▸ WHAT IS NEEDED
Report each line of the data that includes the word "measures".

▸ DATA TO USE

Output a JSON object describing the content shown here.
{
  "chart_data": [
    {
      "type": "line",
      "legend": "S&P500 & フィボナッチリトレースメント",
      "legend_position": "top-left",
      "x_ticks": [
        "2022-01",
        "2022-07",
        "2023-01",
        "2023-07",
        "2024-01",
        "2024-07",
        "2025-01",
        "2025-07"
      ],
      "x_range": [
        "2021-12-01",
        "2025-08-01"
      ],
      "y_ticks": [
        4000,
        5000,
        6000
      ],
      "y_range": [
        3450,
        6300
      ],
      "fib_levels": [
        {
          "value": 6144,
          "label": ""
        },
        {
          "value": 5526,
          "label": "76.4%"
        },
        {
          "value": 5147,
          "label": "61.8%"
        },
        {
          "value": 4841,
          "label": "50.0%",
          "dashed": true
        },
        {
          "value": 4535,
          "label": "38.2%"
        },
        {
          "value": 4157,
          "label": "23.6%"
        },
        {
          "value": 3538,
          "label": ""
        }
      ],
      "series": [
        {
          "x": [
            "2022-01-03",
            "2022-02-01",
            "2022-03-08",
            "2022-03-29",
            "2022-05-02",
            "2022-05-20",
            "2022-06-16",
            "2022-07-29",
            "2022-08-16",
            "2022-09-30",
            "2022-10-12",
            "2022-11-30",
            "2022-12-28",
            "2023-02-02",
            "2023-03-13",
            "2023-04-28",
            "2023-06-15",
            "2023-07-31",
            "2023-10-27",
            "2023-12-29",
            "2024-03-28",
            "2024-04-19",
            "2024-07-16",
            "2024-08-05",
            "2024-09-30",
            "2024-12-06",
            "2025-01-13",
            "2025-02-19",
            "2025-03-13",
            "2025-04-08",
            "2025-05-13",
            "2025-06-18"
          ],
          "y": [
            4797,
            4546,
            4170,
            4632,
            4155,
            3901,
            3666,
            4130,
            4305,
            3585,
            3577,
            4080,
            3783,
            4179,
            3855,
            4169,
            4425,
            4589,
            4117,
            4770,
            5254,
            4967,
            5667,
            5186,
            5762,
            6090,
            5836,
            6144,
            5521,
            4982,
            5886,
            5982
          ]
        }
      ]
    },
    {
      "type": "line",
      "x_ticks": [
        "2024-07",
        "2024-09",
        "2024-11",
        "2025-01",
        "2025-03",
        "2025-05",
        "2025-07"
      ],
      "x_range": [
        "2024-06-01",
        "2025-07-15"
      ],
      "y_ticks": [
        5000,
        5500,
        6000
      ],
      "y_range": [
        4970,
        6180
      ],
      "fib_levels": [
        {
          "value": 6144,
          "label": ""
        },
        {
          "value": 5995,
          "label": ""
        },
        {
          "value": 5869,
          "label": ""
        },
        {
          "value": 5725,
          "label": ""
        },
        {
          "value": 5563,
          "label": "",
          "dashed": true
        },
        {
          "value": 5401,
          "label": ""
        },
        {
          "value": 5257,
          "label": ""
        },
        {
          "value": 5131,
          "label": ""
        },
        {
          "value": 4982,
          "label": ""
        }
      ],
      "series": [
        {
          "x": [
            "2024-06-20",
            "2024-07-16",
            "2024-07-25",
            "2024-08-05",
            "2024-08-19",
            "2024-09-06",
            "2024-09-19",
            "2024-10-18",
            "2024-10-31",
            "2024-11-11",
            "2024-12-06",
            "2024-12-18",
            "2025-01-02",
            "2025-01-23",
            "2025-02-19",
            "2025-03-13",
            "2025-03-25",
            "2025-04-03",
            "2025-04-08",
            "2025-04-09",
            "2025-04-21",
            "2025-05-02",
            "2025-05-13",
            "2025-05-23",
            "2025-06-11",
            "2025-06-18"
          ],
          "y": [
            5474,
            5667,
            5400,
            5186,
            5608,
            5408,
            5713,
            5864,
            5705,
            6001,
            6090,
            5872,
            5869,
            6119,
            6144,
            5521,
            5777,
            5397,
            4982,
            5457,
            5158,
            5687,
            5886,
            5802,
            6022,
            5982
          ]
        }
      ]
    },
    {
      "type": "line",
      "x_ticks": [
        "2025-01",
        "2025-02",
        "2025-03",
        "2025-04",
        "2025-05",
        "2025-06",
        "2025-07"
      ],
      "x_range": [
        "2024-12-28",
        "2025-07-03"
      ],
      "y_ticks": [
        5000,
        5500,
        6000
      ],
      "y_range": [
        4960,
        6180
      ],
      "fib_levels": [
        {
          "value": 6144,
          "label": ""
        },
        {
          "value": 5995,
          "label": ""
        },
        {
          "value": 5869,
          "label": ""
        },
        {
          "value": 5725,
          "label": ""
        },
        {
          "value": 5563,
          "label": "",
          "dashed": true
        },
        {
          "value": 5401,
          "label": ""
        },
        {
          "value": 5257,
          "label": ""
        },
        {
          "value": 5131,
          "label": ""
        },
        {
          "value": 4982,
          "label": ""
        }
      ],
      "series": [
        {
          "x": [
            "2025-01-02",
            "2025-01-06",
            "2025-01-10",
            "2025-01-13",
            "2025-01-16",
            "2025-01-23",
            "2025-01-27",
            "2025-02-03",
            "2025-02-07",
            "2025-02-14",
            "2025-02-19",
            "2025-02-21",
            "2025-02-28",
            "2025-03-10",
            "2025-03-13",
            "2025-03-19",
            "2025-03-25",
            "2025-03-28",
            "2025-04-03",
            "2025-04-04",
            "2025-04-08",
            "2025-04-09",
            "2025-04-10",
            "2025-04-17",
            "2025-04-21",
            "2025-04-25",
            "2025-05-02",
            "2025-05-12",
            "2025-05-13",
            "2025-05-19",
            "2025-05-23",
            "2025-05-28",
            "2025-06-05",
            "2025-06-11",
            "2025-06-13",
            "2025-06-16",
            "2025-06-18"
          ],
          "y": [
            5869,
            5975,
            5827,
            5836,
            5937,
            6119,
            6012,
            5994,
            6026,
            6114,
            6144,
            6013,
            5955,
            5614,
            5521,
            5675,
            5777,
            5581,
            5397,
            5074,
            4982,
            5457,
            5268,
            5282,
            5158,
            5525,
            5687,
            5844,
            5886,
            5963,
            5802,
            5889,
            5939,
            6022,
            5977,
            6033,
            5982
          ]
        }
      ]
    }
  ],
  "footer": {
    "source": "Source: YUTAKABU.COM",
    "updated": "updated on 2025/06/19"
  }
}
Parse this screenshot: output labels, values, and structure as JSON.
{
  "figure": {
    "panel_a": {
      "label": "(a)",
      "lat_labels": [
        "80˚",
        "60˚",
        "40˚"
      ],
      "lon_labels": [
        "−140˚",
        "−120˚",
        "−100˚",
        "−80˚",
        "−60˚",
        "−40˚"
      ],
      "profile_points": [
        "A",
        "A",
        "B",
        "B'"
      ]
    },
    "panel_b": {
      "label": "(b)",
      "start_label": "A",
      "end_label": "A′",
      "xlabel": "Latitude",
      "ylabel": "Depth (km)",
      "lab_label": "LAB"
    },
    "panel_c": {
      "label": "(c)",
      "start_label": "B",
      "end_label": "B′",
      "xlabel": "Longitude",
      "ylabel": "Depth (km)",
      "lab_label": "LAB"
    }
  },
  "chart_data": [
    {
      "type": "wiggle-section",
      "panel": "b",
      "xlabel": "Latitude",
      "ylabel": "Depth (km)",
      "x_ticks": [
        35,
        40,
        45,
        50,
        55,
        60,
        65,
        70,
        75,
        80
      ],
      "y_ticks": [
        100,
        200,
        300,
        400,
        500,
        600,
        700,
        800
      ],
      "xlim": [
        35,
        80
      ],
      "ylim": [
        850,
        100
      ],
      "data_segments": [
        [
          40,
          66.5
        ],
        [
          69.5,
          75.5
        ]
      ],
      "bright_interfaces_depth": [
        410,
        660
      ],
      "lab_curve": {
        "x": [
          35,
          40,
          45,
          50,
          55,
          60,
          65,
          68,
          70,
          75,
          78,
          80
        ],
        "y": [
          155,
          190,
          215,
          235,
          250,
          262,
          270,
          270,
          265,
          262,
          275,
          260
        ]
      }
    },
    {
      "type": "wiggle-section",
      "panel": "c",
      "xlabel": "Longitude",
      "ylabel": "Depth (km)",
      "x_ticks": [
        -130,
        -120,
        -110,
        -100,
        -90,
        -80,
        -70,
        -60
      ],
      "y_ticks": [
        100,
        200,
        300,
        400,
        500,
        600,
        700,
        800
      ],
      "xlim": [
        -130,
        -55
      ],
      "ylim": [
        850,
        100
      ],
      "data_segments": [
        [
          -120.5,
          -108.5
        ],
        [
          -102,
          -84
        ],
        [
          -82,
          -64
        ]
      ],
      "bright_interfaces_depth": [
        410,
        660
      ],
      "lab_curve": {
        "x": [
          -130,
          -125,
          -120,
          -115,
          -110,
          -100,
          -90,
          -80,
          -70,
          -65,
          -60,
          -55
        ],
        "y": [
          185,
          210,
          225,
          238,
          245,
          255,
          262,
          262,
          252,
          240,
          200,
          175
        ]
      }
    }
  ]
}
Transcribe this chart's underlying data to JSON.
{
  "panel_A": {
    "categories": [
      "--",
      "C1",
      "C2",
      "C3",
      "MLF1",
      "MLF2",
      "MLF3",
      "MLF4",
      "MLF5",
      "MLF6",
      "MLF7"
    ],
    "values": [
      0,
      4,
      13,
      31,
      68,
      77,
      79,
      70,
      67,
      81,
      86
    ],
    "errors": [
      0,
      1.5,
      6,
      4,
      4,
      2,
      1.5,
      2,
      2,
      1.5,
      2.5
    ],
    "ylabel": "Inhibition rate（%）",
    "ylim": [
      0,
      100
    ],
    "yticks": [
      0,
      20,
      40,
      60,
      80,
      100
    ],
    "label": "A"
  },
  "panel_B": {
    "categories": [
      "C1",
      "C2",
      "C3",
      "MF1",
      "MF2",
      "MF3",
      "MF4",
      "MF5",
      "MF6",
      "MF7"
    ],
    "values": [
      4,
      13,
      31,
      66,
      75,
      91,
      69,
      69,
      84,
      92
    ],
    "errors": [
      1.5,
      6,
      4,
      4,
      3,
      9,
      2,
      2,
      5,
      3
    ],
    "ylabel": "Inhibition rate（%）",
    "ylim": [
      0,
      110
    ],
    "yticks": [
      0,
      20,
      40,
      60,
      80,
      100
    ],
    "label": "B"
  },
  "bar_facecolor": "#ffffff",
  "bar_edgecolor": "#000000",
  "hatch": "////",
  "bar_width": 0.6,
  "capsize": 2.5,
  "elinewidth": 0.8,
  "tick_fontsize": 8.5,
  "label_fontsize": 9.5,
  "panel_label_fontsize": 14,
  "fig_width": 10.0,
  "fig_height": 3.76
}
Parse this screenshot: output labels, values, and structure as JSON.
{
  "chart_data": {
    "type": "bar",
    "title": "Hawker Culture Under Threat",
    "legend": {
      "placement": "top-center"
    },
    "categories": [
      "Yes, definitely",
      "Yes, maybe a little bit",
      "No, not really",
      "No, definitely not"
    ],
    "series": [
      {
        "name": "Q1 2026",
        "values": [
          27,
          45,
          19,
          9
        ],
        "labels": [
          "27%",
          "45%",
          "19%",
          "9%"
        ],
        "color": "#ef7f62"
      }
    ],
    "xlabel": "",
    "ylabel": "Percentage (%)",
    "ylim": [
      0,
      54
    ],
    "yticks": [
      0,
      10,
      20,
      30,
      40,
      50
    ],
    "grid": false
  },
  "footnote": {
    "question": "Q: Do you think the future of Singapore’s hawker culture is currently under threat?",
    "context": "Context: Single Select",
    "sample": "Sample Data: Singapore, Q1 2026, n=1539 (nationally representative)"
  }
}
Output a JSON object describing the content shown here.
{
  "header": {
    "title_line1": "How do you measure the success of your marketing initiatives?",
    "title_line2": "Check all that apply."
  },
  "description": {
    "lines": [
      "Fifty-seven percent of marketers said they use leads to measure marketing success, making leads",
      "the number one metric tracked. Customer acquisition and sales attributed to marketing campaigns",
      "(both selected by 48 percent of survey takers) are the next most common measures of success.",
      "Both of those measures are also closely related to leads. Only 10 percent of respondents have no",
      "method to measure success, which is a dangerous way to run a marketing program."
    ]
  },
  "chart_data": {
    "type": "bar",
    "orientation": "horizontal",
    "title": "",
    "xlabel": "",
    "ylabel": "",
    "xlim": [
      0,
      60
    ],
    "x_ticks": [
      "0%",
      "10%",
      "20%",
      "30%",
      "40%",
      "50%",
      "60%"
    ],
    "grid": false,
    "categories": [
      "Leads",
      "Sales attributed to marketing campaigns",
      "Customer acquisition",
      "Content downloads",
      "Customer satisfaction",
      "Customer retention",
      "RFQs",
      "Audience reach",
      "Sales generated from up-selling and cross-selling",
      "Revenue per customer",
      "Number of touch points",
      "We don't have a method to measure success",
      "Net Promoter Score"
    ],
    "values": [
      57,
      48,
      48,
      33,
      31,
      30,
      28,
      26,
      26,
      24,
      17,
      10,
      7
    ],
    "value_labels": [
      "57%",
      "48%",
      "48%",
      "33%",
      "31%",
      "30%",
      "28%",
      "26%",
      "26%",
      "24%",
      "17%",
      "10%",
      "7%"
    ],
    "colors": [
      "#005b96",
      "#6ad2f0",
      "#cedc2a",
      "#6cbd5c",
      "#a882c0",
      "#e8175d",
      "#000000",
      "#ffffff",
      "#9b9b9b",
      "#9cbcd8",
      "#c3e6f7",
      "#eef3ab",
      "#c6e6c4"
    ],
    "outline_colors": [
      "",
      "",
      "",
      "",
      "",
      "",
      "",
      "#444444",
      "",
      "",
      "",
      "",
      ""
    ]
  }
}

▸ RESULT FOR THIS TASK
      "(both selected by 48 percent of survey takers) are the next most common measures of success.",
      "Both of those measures are also closely related to leads. Only 10 percent of respondents have no",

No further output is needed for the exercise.